> [Stated goal]:
Your task is to extract every entry that follows word for word while excluding the pictures.

'''

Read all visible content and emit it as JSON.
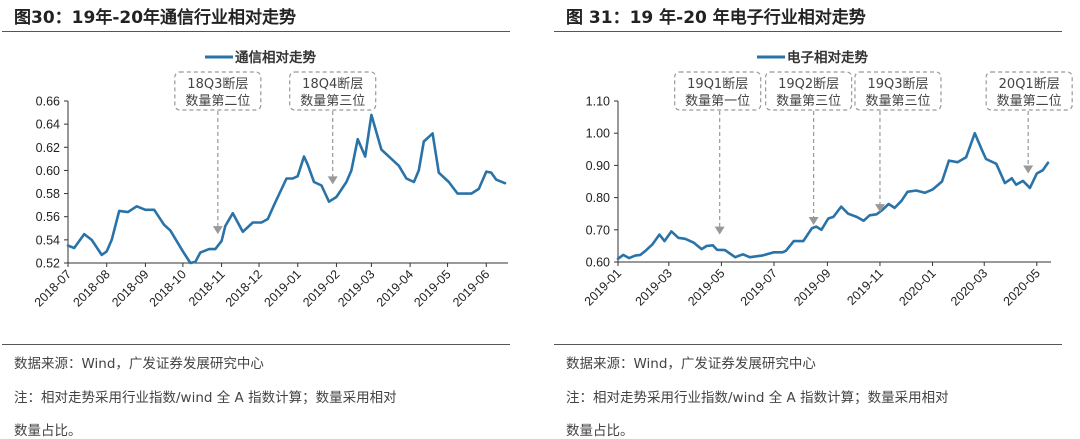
{
  "colors": {
    "line": "#2a73a8",
    "annotation": "#999999",
    "axis": "#333333"
  },
  "footer": {
    "source": "数据来源：Wind，广发证券发展研究中心",
    "note_line1": "注：相对走势采用行业指数/wind 全 A 指数计算；数量采用相对",
    "note_line2": "数量占比。"
  },
  "chart_data": [
    {
      "type": "line",
      "title": "图30：19年-20年通信行业相对走势",
      "xlabel": "",
      "ylabel": "",
      "xlim": [
        "2018-07-01",
        "2019-06-16"
      ],
      "ylim": [
        0.52,
        0.66
      ],
      "yticks": [
        "0.52",
        "0.54",
        "0.56",
        "0.58",
        "0.60",
        "0.62",
        "0.64",
        "0.66"
      ],
      "xticks": [
        "2018-07",
        "2018-08",
        "2018-09",
        "2018-10",
        "2018-11",
        "2018-12",
        "2019-01",
        "2019-02",
        "2019-03",
        "2019-04",
        "2019-05",
        "2019-06"
      ],
      "legend": "top-center",
      "grid": false,
      "series": [
        {
          "name": "通信相对走势",
          "x": [
            "2018-07-01",
            "2018-07-06",
            "2018-07-14",
            "2018-07-20",
            "2018-07-28",
            "2018-08-01",
            "2018-08-05",
            "2018-08-11",
            "2018-08-18",
            "2018-08-25",
            "2018-09-01",
            "2018-09-08",
            "2018-09-16",
            "2018-09-21",
            "2018-10-01",
            "2018-10-07",
            "2018-10-11",
            "2018-10-15",
            "2018-10-22",
            "2018-10-27",
            "2018-11-01",
            "2018-11-04",
            "2018-11-10",
            "2018-11-18",
            "2018-11-26",
            "2018-12-03",
            "2018-12-08",
            "2018-12-13",
            "2018-12-23",
            "2018-12-28",
            "2019-01-01",
            "2019-01-06",
            "2019-01-09",
            "2019-01-14",
            "2019-01-20",
            "2019-01-26",
            "2019-02-01",
            "2019-02-09",
            "2019-02-13",
            "2019-02-18",
            "2019-02-24",
            "2019-03-01",
            "2019-03-09",
            "2019-03-16",
            "2019-03-23",
            "2019-03-29",
            "2019-04-04",
            "2019-04-08",
            "2019-04-12",
            "2019-04-19",
            "2019-04-24",
            "2019-05-02",
            "2019-05-09",
            "2019-05-20",
            "2019-05-26",
            "2019-06-01",
            "2019-06-05",
            "2019-06-09",
            "2019-06-16"
          ],
          "y": [
            0.535,
            0.533,
            0.545,
            0.54,
            0.527,
            0.53,
            0.54,
            0.565,
            0.564,
            0.569,
            0.566,
            0.566,
            0.553,
            0.548,
            0.53,
            0.52,
            0.521,
            0.529,
            0.532,
            0.532,
            0.539,
            0.552,
            0.563,
            0.547,
            0.555,
            0.555,
            0.558,
            0.57,
            0.593,
            0.593,
            0.595,
            0.612,
            0.605,
            0.59,
            0.587,
            0.573,
            0.577,
            0.59,
            0.6,
            0.627,
            0.612,
            0.648,
            0.618,
            0.611,
            0.604,
            0.593,
            0.59,
            0.6,
            0.625,
            0.632,
            0.598,
            0.59,
            0.58,
            0.58,
            0.584,
            0.599,
            0.598,
            0.592,
            0.589
          ]
        }
      ],
      "annotations": [
        {
          "line1": "18Q3断层",
          "line2": "数量第二位",
          "x": "2018-10-29",
          "y": 0.545
        },
        {
          "line1": "18Q4断层",
          "line2": "数量第三位",
          "x": "2019-01-29",
          "y": 0.588
        }
      ]
    },
    {
      "type": "line",
      "title": "图 31：19 年-20 年电子行业相对走势",
      "xlabel": "",
      "ylabel": "",
      "xlim": [
        "2019-01-01",
        "2020-05-14"
      ],
      "ylim": [
        0.6,
        1.1
      ],
      "yticks": [
        "0.60",
        "0.70",
        "0.80",
        "0.90",
        "1.00",
        "1.10"
      ],
      "xticks": [
        "2019-01",
        "2019-03",
        "2019-05",
        "2019-07",
        "2019-09",
        "2019-11",
        "2020-01",
        "2020-03",
        "2020-05"
      ],
      "legend": "top-center",
      "grid": false,
      "series": [
        {
          "name": "电子相对走势",
          "x": [
            "2019-01-01",
            "2019-01-07",
            "2019-01-14",
            "2019-01-21",
            "2019-01-27",
            "2019-02-02",
            "2019-02-10",
            "2019-02-18",
            "2019-02-24",
            "2019-03-04",
            "2019-03-12",
            "2019-03-20",
            "2019-03-30",
            "2019-04-08",
            "2019-04-14",
            "2019-04-21",
            "2019-04-26",
            "2019-05-05",
            "2019-05-17",
            "2019-05-26",
            "2019-06-03",
            "2019-06-17",
            "2019-07-01",
            "2019-07-11",
            "2019-07-15",
            "2019-07-24",
            "2019-08-04",
            "2019-08-14",
            "2019-08-19",
            "2019-08-25",
            "2019-09-02",
            "2019-09-08",
            "2019-09-17",
            "2019-09-25",
            "2019-10-05",
            "2019-10-13",
            "2019-10-20",
            "2019-10-28",
            "2019-11-03",
            "2019-11-11",
            "2019-11-18",
            "2019-11-26",
            "2019-12-03",
            "2019-12-13",
            "2019-12-23",
            "2020-01-01",
            "2020-01-12",
            "2020-01-20",
            "2020-01-30",
            "2020-02-09",
            "2020-02-19",
            "2020-02-27",
            "2020-03-03",
            "2020-03-15",
            "2020-03-25",
            "2020-04-02",
            "2020-04-07",
            "2020-04-15",
            "2020-04-23",
            "2020-05-01",
            "2020-05-08",
            "2020-05-14"
          ],
          "y": [
            0.61,
            0.622,
            0.612,
            0.62,
            0.622,
            0.635,
            0.655,
            0.685,
            0.665,
            0.695,
            0.675,
            0.672,
            0.66,
            0.64,
            0.65,
            0.652,
            0.638,
            0.637,
            0.615,
            0.624,
            0.615,
            0.62,
            0.63,
            0.63,
            0.635,
            0.665,
            0.665,
            0.705,
            0.71,
            0.7,
            0.735,
            0.74,
            0.772,
            0.75,
            0.74,
            0.728,
            0.745,
            0.748,
            0.76,
            0.78,
            0.768,
            0.79,
            0.818,
            0.822,
            0.815,
            0.825,
            0.85,
            0.915,
            0.91,
            0.925,
            1.0,
            0.95,
            0.92,
            0.905,
            0.845,
            0.86,
            0.84,
            0.852,
            0.83,
            0.875,
            0.885,
            0.908
          ]
        }
      ],
      "annotations": [
        {
          "line1": "19Q1断层",
          "line2": "数量第一位",
          "x": "2019-04-29",
          "y": 0.685
        },
        {
          "line1": "19Q2断层",
          "line2": "数量第三位",
          "x": "2019-08-16",
          "y": 0.715
        },
        {
          "line1": "19Q3断层",
          "line2": "数量第三位",
          "x": "2019-11-01",
          "y": 0.755
        },
        {
          "line1": "20Q1断层",
          "line2": "数量第二位",
          "x": "2020-04-21",
          "y": 0.875
        }
      ]
    }
  ]
}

'''

> [Exercise result]:
Read all visible content and emit it as JSON.
{
  "colors": {
    "line": "#2a73a8",
    "annotation": "#999999",
    "axis": "#333333"
  },
  "footer": {
    "source": "数据来源：Wind，广发证券发展研究中心",
    "note_line1": "注：相对走势采用行业指数/wind 全 A 指数计算；数量采用相对",
    "note_line2": "数量占比。"
  },
  "chart_data": [
    {
      "type": "line",
      "title": "图30：19年-20年通信行业相对走势",
      "xlabel": "",
      "ylabel": "",
      "xlim": [
        "2018-07-01",
        "2019-06-16"
      ],
      "ylim": [
        0.52,
        0.66
      ],
      "yticks": [
        "0.52",
        "0.54",
        "0.56",
        "0.58",
        "0.60",
        "0.62",
        "0.64",
        "0.66"
      ],
      "xticks": [
        "2018-07",
        "2018-08",
        "2018-09",
        "2018-10",
        "2018-11",
        "2018-12",
        "2019-01",
        "2019-02",
        "2019-03",
        "2019-04",
        "2019-05",
        "2019-06"
      ],
      "legend": "top-center",
      "grid": false,
      "series": [
        {
          "name": "通信相对走势",
          "x": [
            "2018-07-01",
            "2018-07-06",
            "2018-07-14",
            "2018-07-20",
            "2018-07-28",
            "2018-08-01",
            "2018-08-05",
            "2018-08-11",
            "2018-08-18",
            "2018-08-25",
            "2018-09-01",
            "2018-09-08",
            "2018-09-16",
            "2018-09-21",
            "2018-10-01",
            "2018-10-07",
            "2018-10-11",
            "2018-10-15",
            "2018-10-22",
            "2018-10-27",
            "2018-11-01",
            "2018-11-04",
            "2018-11-10",
            "2018-11-18",
            "2018-11-26",
            "2018-12-03",
            "2018-12-08",
            "2018-12-13",
            "2018-12-23",
            "2018-12-28",
            "2019-01-01",
            "2019-01-06",
            "2019-01-09",
            "2019-01-14",
            "2019-01-20",
            "2019-01-26",
            "2019-02-01",
            "2019-02-09",
            "2019-02-13",
            "2019-02-18",
            "2019-02-24",
            "2019-03-01",
            "2019-03-09",
            "2019-03-16",
            "2019-03-23",
            "2019-03-29",
            "2019-04-04",
            "2019-04-08",
            "2019-04-12",
            "2019-04-19",
            "2019-04-24",
            "2019-05-02",
            "2019-05-09",
            "2019-05-20",
            "2019-05-26",
            "2019-06-01",
            "2019-06-05",
            "2019-06-09",
            "2019-06-16"
          ],
          "y": [
            0.535,
            0.533,
            0.545,
            0.54,
            0.527,
            0.53,
            0.54,
            0.565,
            0.564,
            0.569,
            0.566,
            0.566,
            0.553,
            0.548,
            0.53,
            0.52,
            0.521,
            0.529,
            0.532,
            0.532,
            0.539,
            0.552,
            0.563,
            0.547,
            0.555,
            0.555,
            0.558,
            0.57,
            0.593,
            0.593,
            0.595,
            0.612,
            0.605,
            0.59,
            0.587,
            0.573,
            0.577,
            0.59,
            0.6,
            0.627,
            0.612,
            0.648,
            0.618,
            0.611,
            0.604,
            0.593,
            0.59,
            0.6,
            0.625,
            0.632,
            0.598,
            0.59,
            0.58,
            0.58,
            0.584,
            0.599,
            0.598,
            0.592,
            0.589
          ]
        }
      ],
      "annotations": [
        {
          "line1": "18Q3断层",
          "line2": "数量第二位",
          "x": "2018-10-29",
          "y": 0.545
        },
        {
          "line1": "18Q4断层",
          "line2": "数量第三位",
          "x": "2019-01-29",
          "y": 0.588
        }
      ]
    },
    {
      "type": "line",
      "title": "图 31：19 年-20 年电子行业相对走势",
      "xlabel": "",
      "ylabel": "",
      "xlim": [
        "2019-01-01",
        "2020-05-14"
      ],
      "ylim": [
        0.6,
        1.1
      ],
      "yticks": [
        "0.60",
        "0.70",
        "0.80",
        "0.90",
        "1.00",
        "1.10"
      ],
      "xticks": [
        "2019-01",
        "2019-03",
        "2019-05",
        "2019-07",
        "2019-09",
        "2019-11",
        "2020-01",
        "2020-03",
        "2020-05"
      ],
      "legend": "top-center",
      "grid": false,
      "series": [
        {
          "name": "电子相对走势",
          "x": [
            "2019-01-01",
            "2019-01-07",
            "2019-01-14",
            "2019-01-21",
            "2019-01-27",
            "2019-02-02",
            "2019-02-10",
            "2019-02-18",
            "2019-02-24",
            "2019-03-04",
            "2019-03-12",
            "2019-03-20",
            "2019-03-30",
            "2019-04-08",
            "2019-04-14",
            "2019-04-21",
            "2019-04-26",
            "2019-05-05",
            "2019-05-17",
            "2019-05-26",
            "2019-06-03",
            "2019-06-17",
            "2019-07-01",
            "2019-07-11",
            "2019-07-15",
            "2019-07-24",
            "2019-08-04",
            "2019-08-14",
            "2019-08-19",
            "2019-08-25",
            "2019-09-02",
            "2019-09-08",
            "2019-09-17",
            "2019-09-25",
            "2019-10-05",
            "2019-10-13",
            "2019-10-20",
            "2019-10-28",
            "2019-11-03",
            "2019-11-11",
            "2019-11-18",
            "2019-11-26",
            "2019-12-03",
            "2019-12-13",
            "2019-12-23",
            "2020-01-01",
            "2020-01-12",
            "2020-01-20",
            "2020-01-30",
            "2020-02-09",
            "2020-02-19",
            "2020-02-27",
            "2020-03-03",
            "2020-03-15",
            "2020-03-25",
            "2020-04-02",
            "2020-04-07",
            "2020-04-15",
            "2020-04-23",
            "2020-05-01",
            "2020-05-08",
            "2020-05-14"
          ],
          "y": [
            0.61,
            0.622,
            0.612,
            0.62,
            0.622,
            0.635,
            0.655,
            0.685,
            0.665,
            0.695,
            0.675,
            0.672,
            0.66,
            0.64,
            0.65,
            0.652,
            0.638,
            0.637,
            0.615,
            0.624,
            0.615,
            0.62,
            0.63,
            0.63,
            0.635,
            0.665,
            0.665,
            0.705,
            0.71,
            0.7,
            0.735,
            0.74,
            0.772,
            0.75,
            0.74,
            0.728,
            0.745,
            0.748,
            0.76,
            0.78,
            0.768,
            0.79,
            0.818,
            0.822,
            0.815,
            0.825,
            0.85,
            0.915,
            0.91,
            0.925,
            1.0,
            0.95,
            0.92,
            0.905,
            0.845,
            0.86,
            0.84,
            0.852,
            0.83,
            0.875,
            0.885,
            0.908
          ]
        }
      ],
      "annotations": [
        {
          "line1": "19Q1断层",
          "line2": "数量第一位",
          "x": "2019-04-29",
          "y": 0.685
        },
        {
          "line1": "19Q2断层",
          "line2": "数量第三位",
          "x": "2019-08-16",
          "y": 0.715
        },
        {
          "line1": "19Q3断层",
          "line2": "数量第三位",
          "x": "2019-11-01",
          "y": 0.755
        },
        {
          "line1": "20Q1断层",
          "line2": "数量第二位",
          "x": "2020-04-21",
          "y": 0.875
        }
      ]
    }
  ]
}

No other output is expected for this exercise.